+++ DATA FOR THE TASK

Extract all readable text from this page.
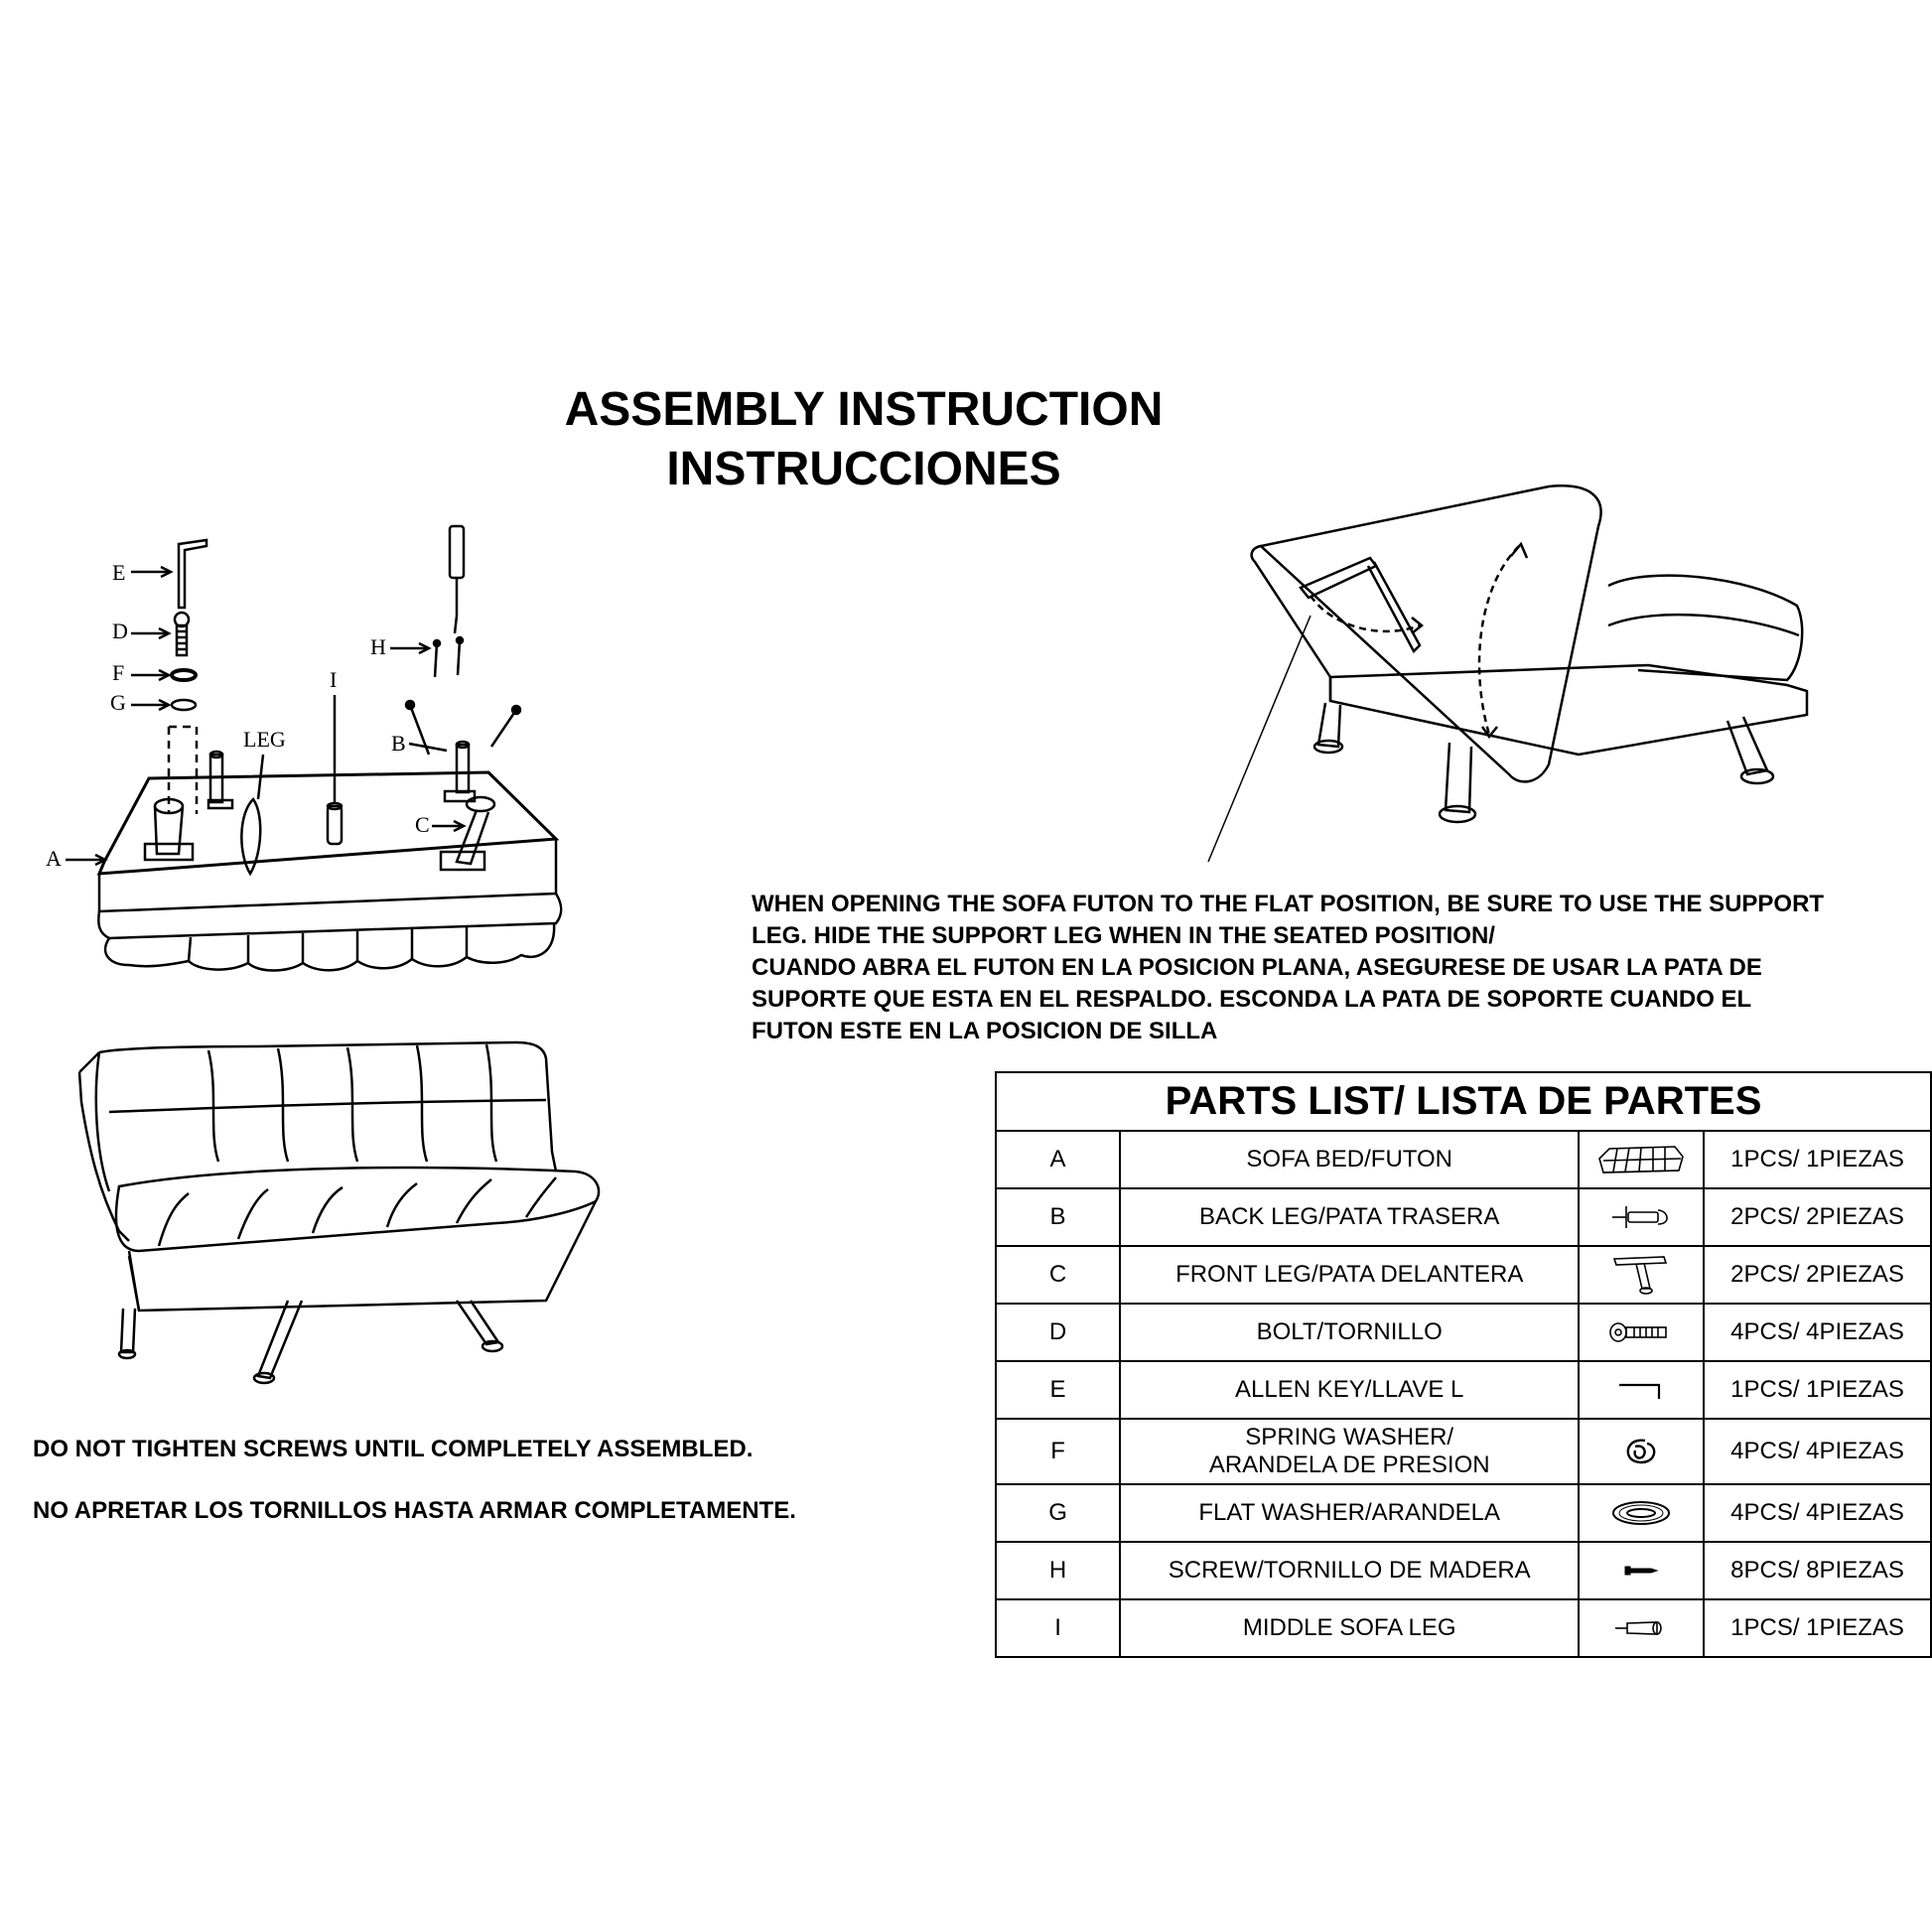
ASSEMBLY INSTRUCTION
INSTRUCCIONES
E
D
F
G
H
I
LEG	B
C
A
WHEN OPENING THE SOFA FUTON TO THE FLAT POSITION, BE SURE TO USE THE SUPPORT
LEG. HIDE THE SUPPORT LEG WHEN IN THE SEATED POSITION/
CUANDO ABRA EL FUTON EN LA POSICION PLANA, ASEGURESE DE USAR LA PATA DE
SUPORTE QUE ESTA EN EL RESPALDO. ESCONDA LA PATA DE SOPORTE CUANDO EL
FUTON ESTE EN LA POSICION DE SILLA
DO NOT TIGHTEN SCREWS UNTIL COMPLETELY ASSEMBLED.
NO APRETAR LOS TORNILLOS HASTA ARMAR COMPLETAMENTE.
PARTS LIST/ LISTA DE PARTES			
A	SOFA BED/FUTON		1PCS/ 1PIEZAS
B	BACK LEG/PATA TRASERA		2PCS/ 2PIEZAS
C	FRONT LEG/PATA DELANTERA		2PCS/ 2PIEZAS
D	BOLT/TORNILLO		4PCS/ 4PIEZAS
E	ALLEN KEY/LLAVE L		1PCS/ 1PIEZAS
F	SPRING WASHER/
ARANDELA DE PRESION		4PCS/ 4PIEZAS
G	FLAT WASHER/ARANDELA		4PCS/ 4PIEZAS
H	SCREW/TORNILLO DE MADERA		8PCS/ 8PIEZAS
I	MIDDLE SOFA LEG		1PCS/ 1PIEZAS
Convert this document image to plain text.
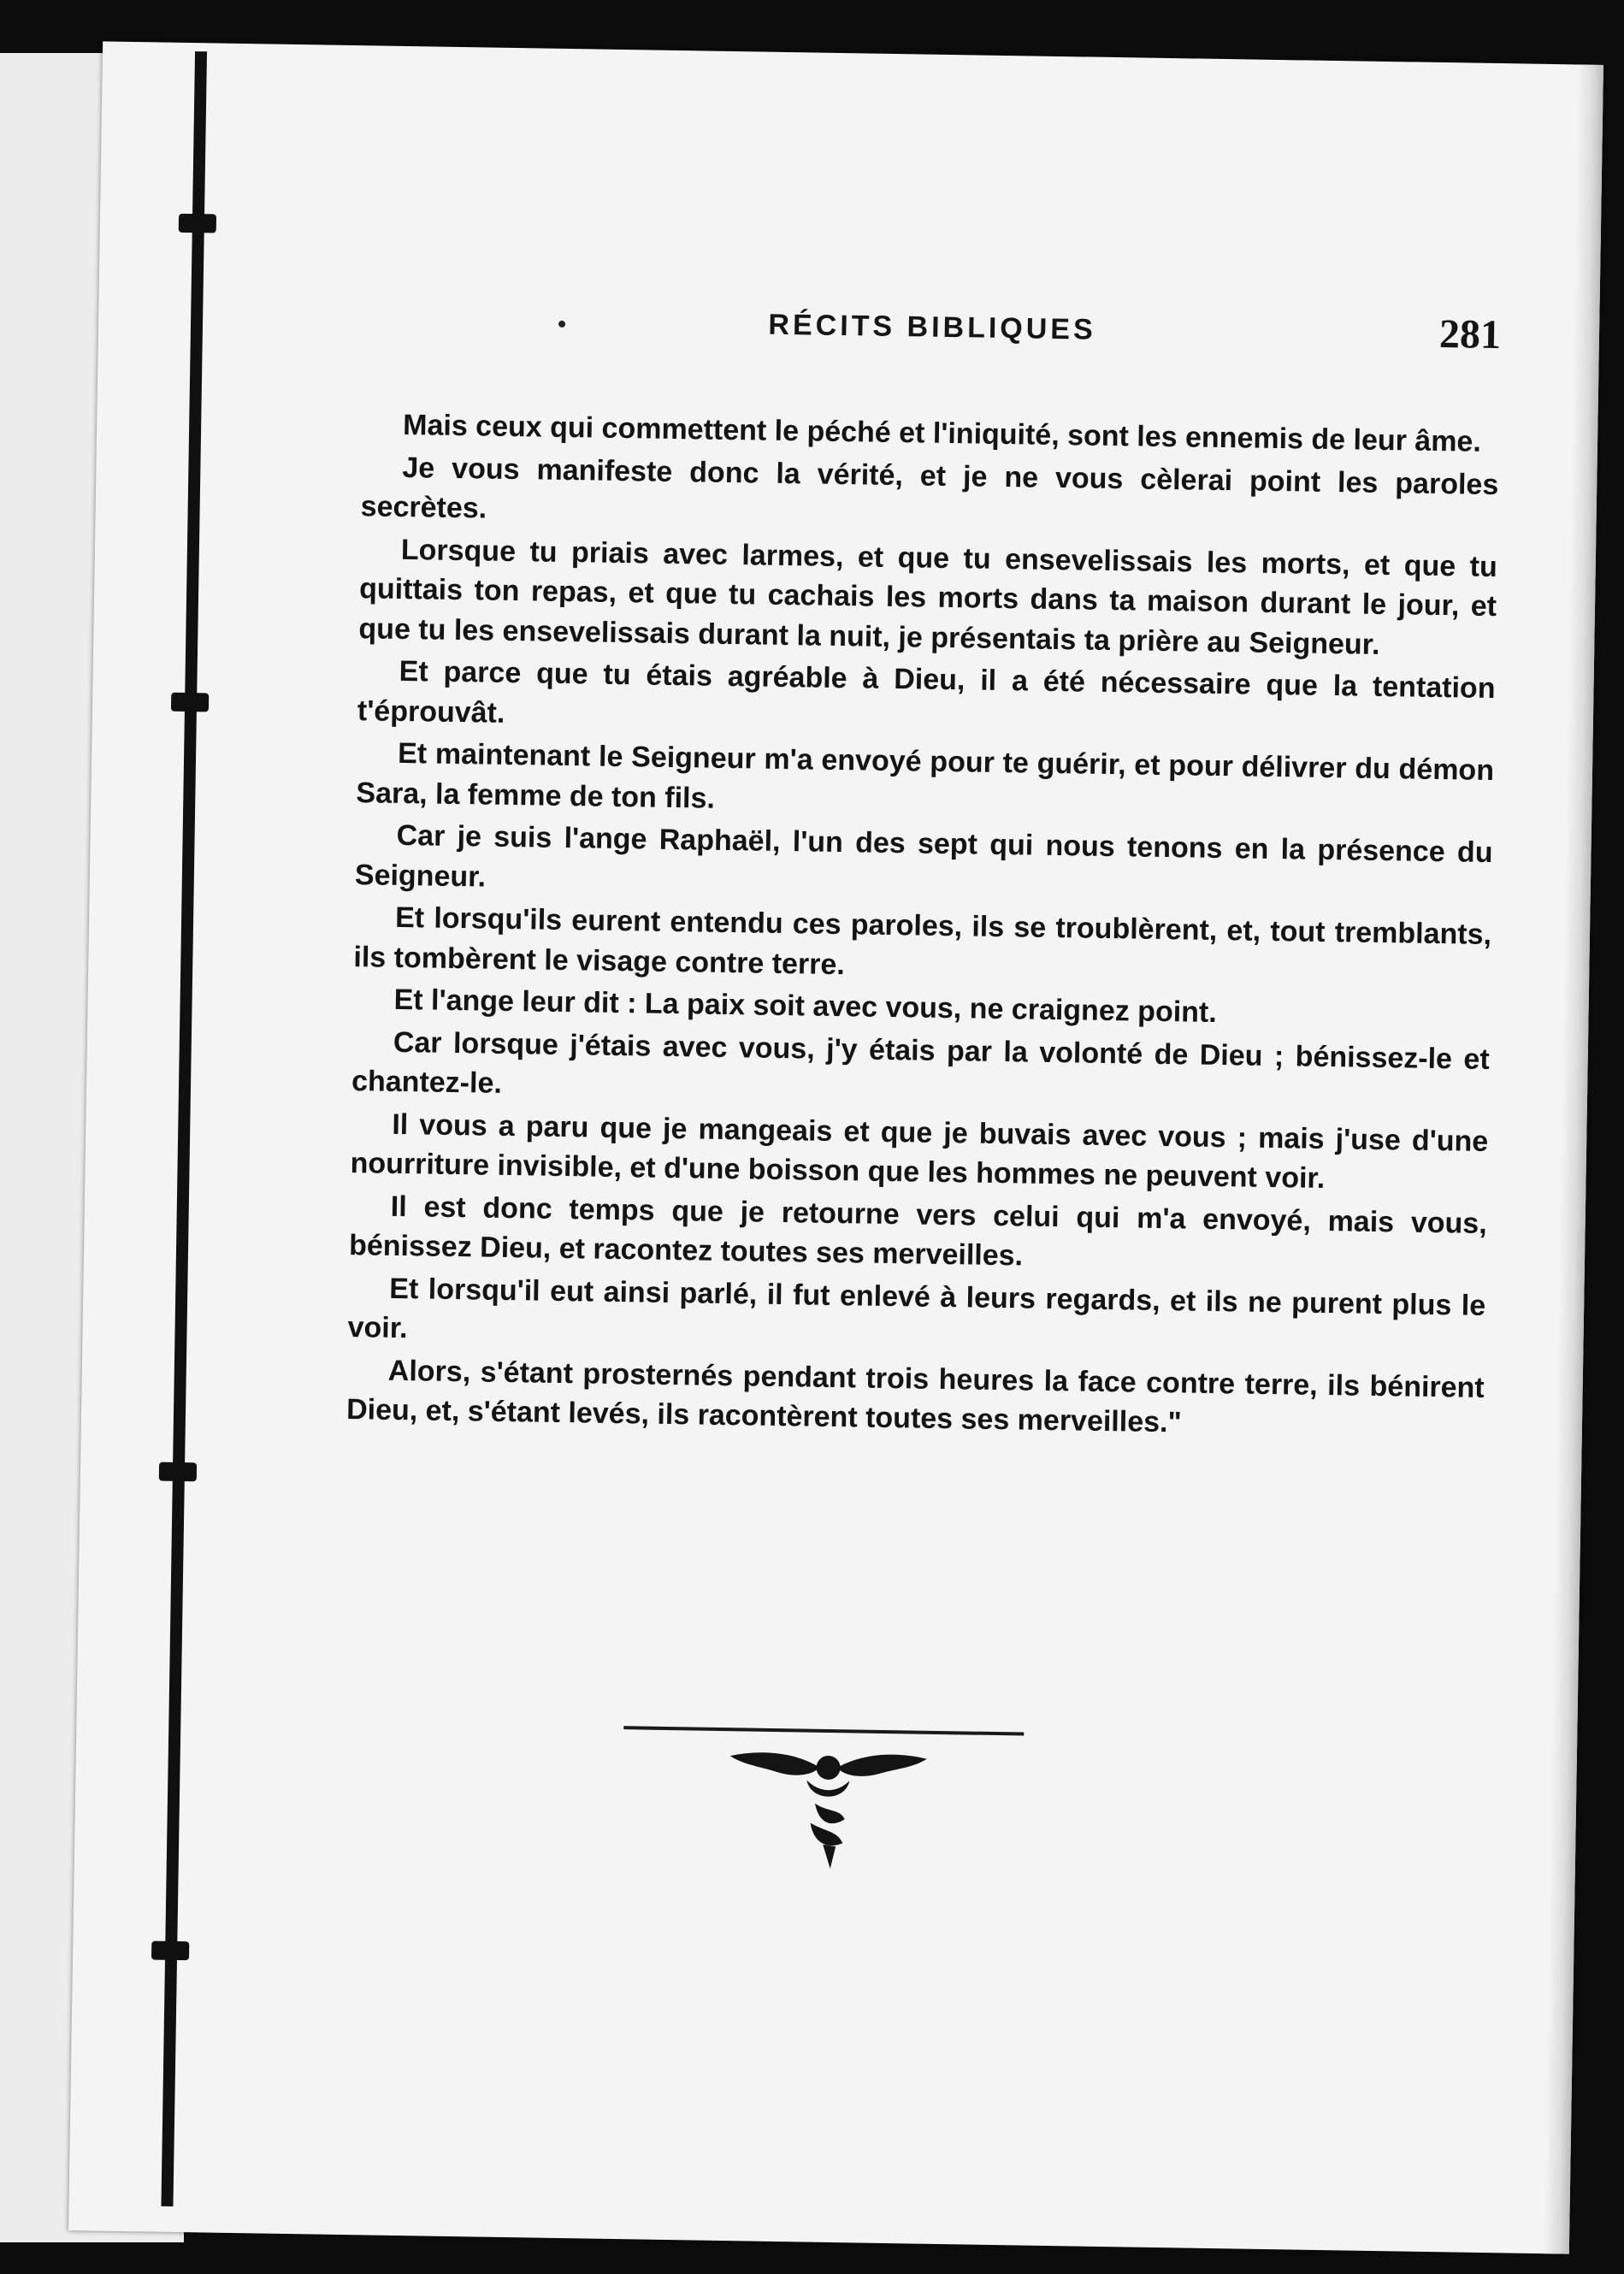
RÉCITS BIBLIQUES	281

Mais ceux qui commettent le péché et l'iniquité, sont les ennemis de leur âme.

Je vous manifeste donc la vérité, et je ne vous cèlerai point les paroles secrètes.

Lorsque tu priais avec larmes, et que tu ensevelissais les morts, et que tu quittais ton repas, et que tu cachais les morts dans ta maison durant le jour, et que tu les ensevelissais durant la nuit, je présentais ta prière au Seigneur.

Et parce que tu étais agréable à Dieu, il a été nécessaire que la tentation t'éprouvât.

Et maintenant le Seigneur m'a envoyé pour te guérir, et pour délivrer du démon Sara, la femme de ton fils.

Car je suis l'ange Raphaël, l'un des sept qui nous tenons en la présence du Seigneur.

Et lorsqu'ils eurent entendu ces paroles, ils se troublèrent, et, tout tremblants, ils tombèrent le visage contre terre.

Et l'ange leur dit : La paix soit avec vous, ne craignez point.

Car lorsque j'étais avec vous, j'y étais par la volonté de Dieu ; bénissez-le et chantez-le.

Il vous a paru que je mangeais et que je buvais avec vous ; mais j'use d'une nourriture invisible, et d'une boisson que les hommes ne peuvent voir.

Il est donc temps que je retourne vers celui qui m'a envoyé, mais vous, bénissez Dieu, et racontez toutes ses merveilles.

Et lorsqu'il eut ainsi parlé, il fut enlevé à leurs regards, et ils ne purent plus le voir.

Alors, s'étant prosternés pendant trois heures la face contre terre, ils bénirent Dieu, et, s'étant levés, ils racontèrent toutes ses merveilles."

++++++

## TASK
Word for word, quote the lines above. Omit the pictures.

## OUTPUT
Extract all readable text from this page.
ASSEMBLY INSTRUCTION
INSTRUCCIONES
E
D
F
G
H
I
LEG	B
C
A
WHEN OPENING THE SOFA FUTON TO THE FLAT POSITION, BE SURE TO USE THE SUPPORT
LEG. HIDE THE SUPPORT LEG WHEN IN THE SEATED POSITION/
CUANDO ABRA EL FUTON EN LA POSICION PLANA, ASEGURESE DE USAR LA PATA DE
SUPORTE QUE ESTA EN EL RESPALDO. ESCONDA LA PATA DE SOPORTE CUANDO EL
FUTON ESTE EN LA POSICION DE SILLA
DO NOT TIGHTEN SCREWS UNTIL COMPLETELY ASSEMBLED.
NO APRETAR LOS TORNILLOS HASTA ARMAR COMPLETAMENTE.
PARTS LIST/ LISTA DE PARTES			
A	SOFA BED/FUTON		1PCS/ 1PIEZAS
B	BACK LEG/PATA TRASERA		2PCS/ 2PIEZAS
C	FRONT LEG/PATA DELANTERA		2PCS/ 2PIEZAS
D	BOLT/TORNILLO		4PCS/ 4PIEZAS
E	ALLEN KEY/LLAVE L		1PCS/ 1PIEZAS
F	SPRING WASHER/
ARANDELA DE PRESION		4PCS/ 4PIEZAS
G	FLAT WASHER/ARANDELA		4PCS/ 4PIEZAS
H	SCREW/TORNILLO DE MADERA		8PCS/ 8PIEZAS
I	MIDDLE SOFA LEG		1PCS/ 1PIEZAS
Convert this document image to plain text.
RÉCITS BIBLIQUES	281

Mais ceux qui commettent le péché et l'iniquité, sont les ennemis de leur âme.

Je vous manifeste donc la vérité, et je ne vous cèlerai point les paroles secrètes.

Lorsque tu priais avec larmes, et que tu ensevelissais les morts, et que tu quittais ton repas, et que tu cachais les morts dans ta maison durant le jour, et que tu les ensevelissais durant la nuit, je présentais ta prière au Seigneur.

Et parce que tu étais agréable à Dieu, il a été nécessaire que la tentation t'éprouvât.

Et maintenant le Seigneur m'a envoyé pour te guérir, et pour délivrer du démon Sara, la femme de ton fils.

Car je suis l'ange Raphaël, l'un des sept qui nous tenons en la présence du Seigneur.

Et lorsqu'ils eurent entendu ces paroles, ils se troublèrent, et, tout tremblants, ils tombèrent le visage contre terre.

Et l'ange leur dit : La paix soit avec vous, ne craignez point.

Car lorsque j'étais avec vous, j'y étais par la volonté de Dieu ; bénissez-le et chantez-le.

Il vous a paru que je mangeais et que je buvais avec vous ; mais j'use d'une nourriture invisible, et d'une boisson que les hommes ne peuvent voir.

Il est donc temps que je retourne vers celui qui m'a envoyé, mais vous, bénissez Dieu, et racontez toutes ses merveilles.

Et lorsqu'il eut ainsi parlé, il fut enlevé à leurs regards, et ils ne purent plus le voir.

Alors, s'étant prosternés pendant trois heures la face contre terre, ils bénirent Dieu, et, s'étant levés, ils racontèrent toutes ses merveilles."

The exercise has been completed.